What to produce:
Collect from the data below each line with "those".

Task material:
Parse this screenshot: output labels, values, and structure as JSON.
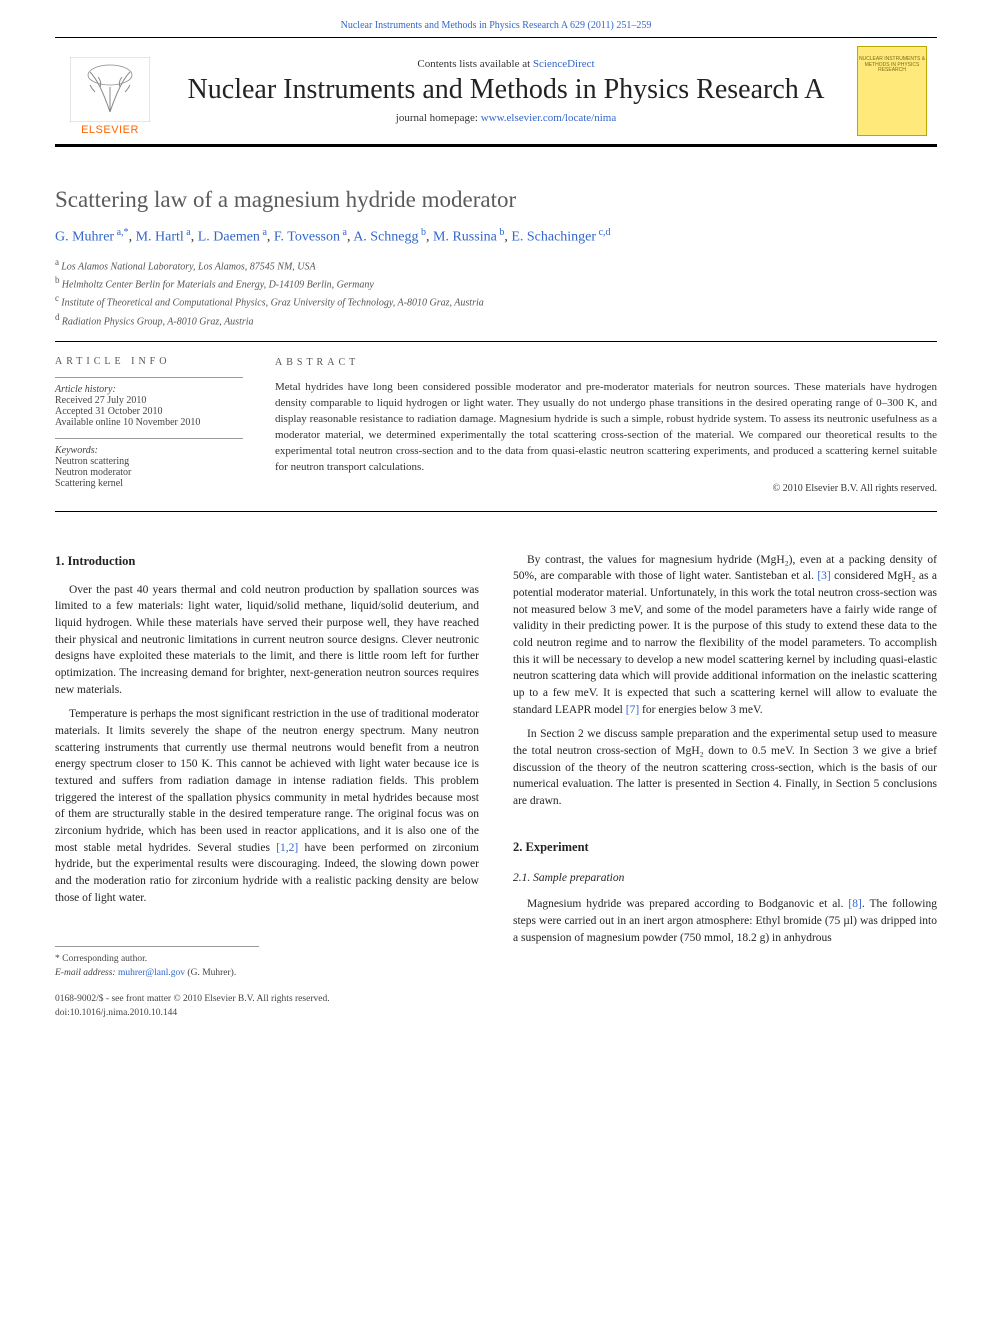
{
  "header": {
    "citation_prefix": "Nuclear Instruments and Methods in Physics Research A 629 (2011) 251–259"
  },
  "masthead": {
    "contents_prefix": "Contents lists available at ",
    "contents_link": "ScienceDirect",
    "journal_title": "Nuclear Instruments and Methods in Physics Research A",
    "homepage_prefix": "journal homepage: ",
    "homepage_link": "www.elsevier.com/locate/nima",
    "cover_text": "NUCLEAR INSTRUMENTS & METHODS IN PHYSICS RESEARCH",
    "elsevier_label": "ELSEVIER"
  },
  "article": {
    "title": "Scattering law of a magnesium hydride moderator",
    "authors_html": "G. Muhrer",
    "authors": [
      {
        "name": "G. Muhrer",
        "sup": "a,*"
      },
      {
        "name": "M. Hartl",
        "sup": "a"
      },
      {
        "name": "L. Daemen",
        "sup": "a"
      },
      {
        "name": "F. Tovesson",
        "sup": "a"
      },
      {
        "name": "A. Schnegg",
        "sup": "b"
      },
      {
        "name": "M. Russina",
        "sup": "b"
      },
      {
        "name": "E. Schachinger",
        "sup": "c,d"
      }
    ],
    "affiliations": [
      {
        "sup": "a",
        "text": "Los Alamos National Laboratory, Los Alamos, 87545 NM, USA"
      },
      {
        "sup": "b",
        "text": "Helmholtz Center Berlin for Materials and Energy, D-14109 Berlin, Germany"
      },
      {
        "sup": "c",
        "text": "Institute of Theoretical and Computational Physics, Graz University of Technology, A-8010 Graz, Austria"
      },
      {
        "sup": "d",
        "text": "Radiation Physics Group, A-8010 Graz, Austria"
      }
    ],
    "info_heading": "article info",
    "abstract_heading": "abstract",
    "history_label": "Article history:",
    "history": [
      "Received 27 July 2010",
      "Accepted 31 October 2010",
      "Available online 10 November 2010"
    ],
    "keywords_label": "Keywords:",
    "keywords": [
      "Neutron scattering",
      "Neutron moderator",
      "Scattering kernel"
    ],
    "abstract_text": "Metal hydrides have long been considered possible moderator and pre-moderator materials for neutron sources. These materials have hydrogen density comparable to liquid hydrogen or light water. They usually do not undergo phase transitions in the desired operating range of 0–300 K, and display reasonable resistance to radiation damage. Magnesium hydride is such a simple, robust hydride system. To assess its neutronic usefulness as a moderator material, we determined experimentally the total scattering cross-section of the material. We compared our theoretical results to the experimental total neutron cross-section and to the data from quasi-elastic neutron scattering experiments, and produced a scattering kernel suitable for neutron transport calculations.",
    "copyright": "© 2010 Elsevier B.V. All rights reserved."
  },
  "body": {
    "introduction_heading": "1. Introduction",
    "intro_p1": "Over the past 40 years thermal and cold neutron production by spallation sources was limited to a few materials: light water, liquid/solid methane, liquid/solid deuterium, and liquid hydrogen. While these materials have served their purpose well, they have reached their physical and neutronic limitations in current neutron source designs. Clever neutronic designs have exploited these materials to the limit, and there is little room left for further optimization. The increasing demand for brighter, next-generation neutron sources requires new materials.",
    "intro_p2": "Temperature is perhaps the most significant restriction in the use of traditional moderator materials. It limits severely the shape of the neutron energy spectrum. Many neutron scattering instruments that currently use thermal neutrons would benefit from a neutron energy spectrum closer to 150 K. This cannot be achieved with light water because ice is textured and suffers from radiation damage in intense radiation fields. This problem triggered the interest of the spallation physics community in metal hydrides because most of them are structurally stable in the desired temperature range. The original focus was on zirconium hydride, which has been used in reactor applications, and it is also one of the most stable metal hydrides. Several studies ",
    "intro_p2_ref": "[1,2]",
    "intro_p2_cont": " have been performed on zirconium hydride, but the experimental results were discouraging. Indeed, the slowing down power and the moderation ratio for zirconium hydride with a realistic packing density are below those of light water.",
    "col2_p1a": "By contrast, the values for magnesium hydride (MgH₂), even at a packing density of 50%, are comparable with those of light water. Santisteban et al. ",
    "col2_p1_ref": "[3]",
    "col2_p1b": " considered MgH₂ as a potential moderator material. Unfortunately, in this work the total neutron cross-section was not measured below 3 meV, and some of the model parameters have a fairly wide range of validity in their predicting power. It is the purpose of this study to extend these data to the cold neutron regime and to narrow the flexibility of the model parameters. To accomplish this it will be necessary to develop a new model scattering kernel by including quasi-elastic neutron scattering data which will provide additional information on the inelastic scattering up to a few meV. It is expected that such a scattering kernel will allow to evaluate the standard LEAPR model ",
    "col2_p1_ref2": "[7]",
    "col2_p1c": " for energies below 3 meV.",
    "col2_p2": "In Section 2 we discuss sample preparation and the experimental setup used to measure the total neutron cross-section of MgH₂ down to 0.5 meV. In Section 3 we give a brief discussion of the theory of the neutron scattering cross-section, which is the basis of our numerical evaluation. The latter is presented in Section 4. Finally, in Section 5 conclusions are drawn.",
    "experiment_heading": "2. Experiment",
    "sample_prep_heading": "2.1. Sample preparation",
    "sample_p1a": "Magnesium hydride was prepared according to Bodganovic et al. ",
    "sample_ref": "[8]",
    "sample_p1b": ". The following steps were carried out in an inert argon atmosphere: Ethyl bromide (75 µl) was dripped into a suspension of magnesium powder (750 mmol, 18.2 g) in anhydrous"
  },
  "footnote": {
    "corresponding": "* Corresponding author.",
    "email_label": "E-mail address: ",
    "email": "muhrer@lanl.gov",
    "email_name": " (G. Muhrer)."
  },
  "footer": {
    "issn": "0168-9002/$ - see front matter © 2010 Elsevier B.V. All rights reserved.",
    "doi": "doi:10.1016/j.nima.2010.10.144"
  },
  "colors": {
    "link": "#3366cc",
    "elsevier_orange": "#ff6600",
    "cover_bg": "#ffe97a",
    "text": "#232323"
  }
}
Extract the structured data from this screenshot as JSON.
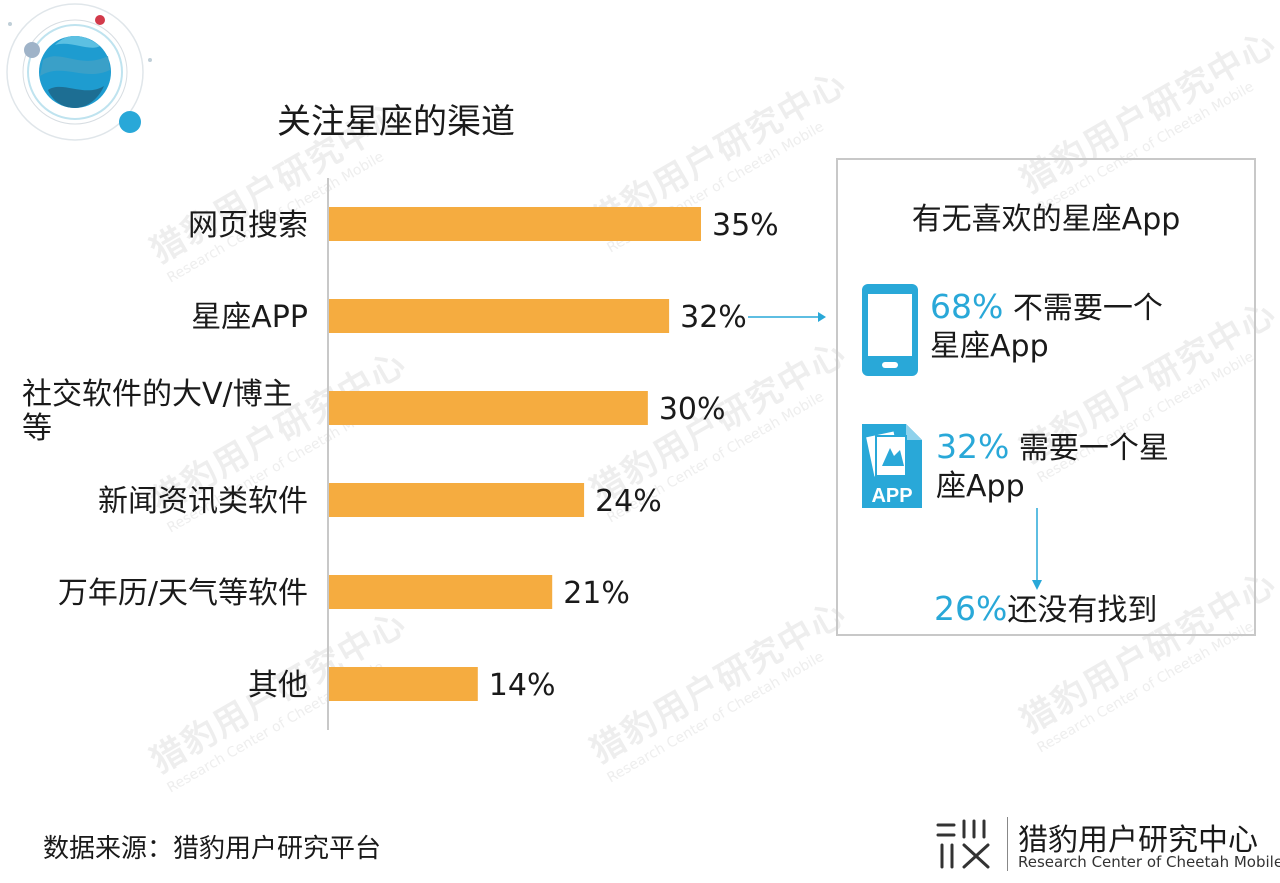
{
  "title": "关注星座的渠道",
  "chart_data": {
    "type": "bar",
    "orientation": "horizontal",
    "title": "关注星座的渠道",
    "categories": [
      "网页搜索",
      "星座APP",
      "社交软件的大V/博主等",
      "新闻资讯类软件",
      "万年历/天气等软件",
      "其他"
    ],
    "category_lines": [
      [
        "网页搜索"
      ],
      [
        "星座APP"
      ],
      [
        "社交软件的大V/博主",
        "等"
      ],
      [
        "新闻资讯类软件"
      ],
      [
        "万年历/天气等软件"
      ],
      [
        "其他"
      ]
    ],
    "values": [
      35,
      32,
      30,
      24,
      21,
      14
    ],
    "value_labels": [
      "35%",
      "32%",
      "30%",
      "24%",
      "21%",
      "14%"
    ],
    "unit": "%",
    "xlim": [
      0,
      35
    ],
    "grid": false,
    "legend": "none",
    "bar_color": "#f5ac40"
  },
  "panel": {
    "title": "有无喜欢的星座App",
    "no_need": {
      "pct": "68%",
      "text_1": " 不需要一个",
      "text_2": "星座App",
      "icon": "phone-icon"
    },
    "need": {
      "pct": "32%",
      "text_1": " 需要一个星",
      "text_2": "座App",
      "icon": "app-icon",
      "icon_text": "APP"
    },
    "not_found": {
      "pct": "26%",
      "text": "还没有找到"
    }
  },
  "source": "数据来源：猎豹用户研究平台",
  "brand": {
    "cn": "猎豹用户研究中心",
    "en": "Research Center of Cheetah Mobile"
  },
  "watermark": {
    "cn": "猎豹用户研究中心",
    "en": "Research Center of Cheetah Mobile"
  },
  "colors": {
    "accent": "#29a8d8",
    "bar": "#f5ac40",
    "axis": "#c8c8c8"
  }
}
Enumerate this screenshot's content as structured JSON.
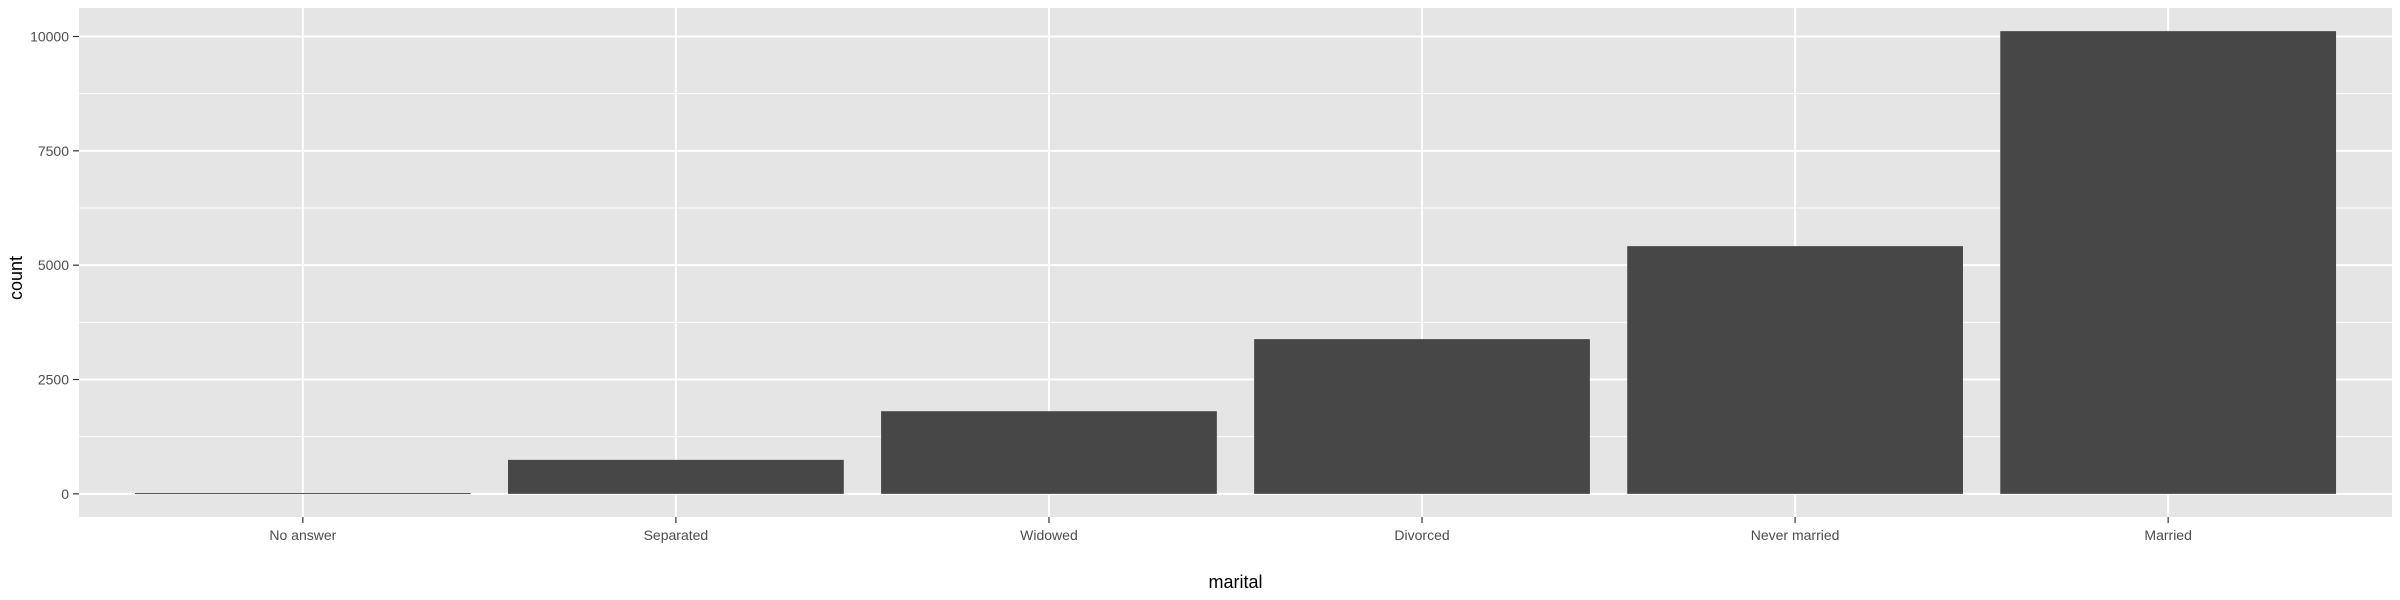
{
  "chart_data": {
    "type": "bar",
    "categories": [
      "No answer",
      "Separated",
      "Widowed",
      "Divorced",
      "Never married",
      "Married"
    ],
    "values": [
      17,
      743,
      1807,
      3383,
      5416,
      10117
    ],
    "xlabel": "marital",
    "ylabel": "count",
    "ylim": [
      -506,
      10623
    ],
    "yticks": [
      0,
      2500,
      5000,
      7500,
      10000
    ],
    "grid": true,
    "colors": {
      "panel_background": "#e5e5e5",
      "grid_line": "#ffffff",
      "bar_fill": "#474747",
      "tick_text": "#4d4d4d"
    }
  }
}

Exercise answer:
    "intro_p2_cont": " have been performed on zirconium hydride, but the experimental results were discouraging. Indeed, the slowing down power and the moderation ratio for zirconium hydride with a realistic packing density are below those of light water.",
    "col2_p1a": "By contrast, the values for magnesium hydride (MgH₂), even at a packing density of 50%, are comparable with those of light water. Santisteban et al. ",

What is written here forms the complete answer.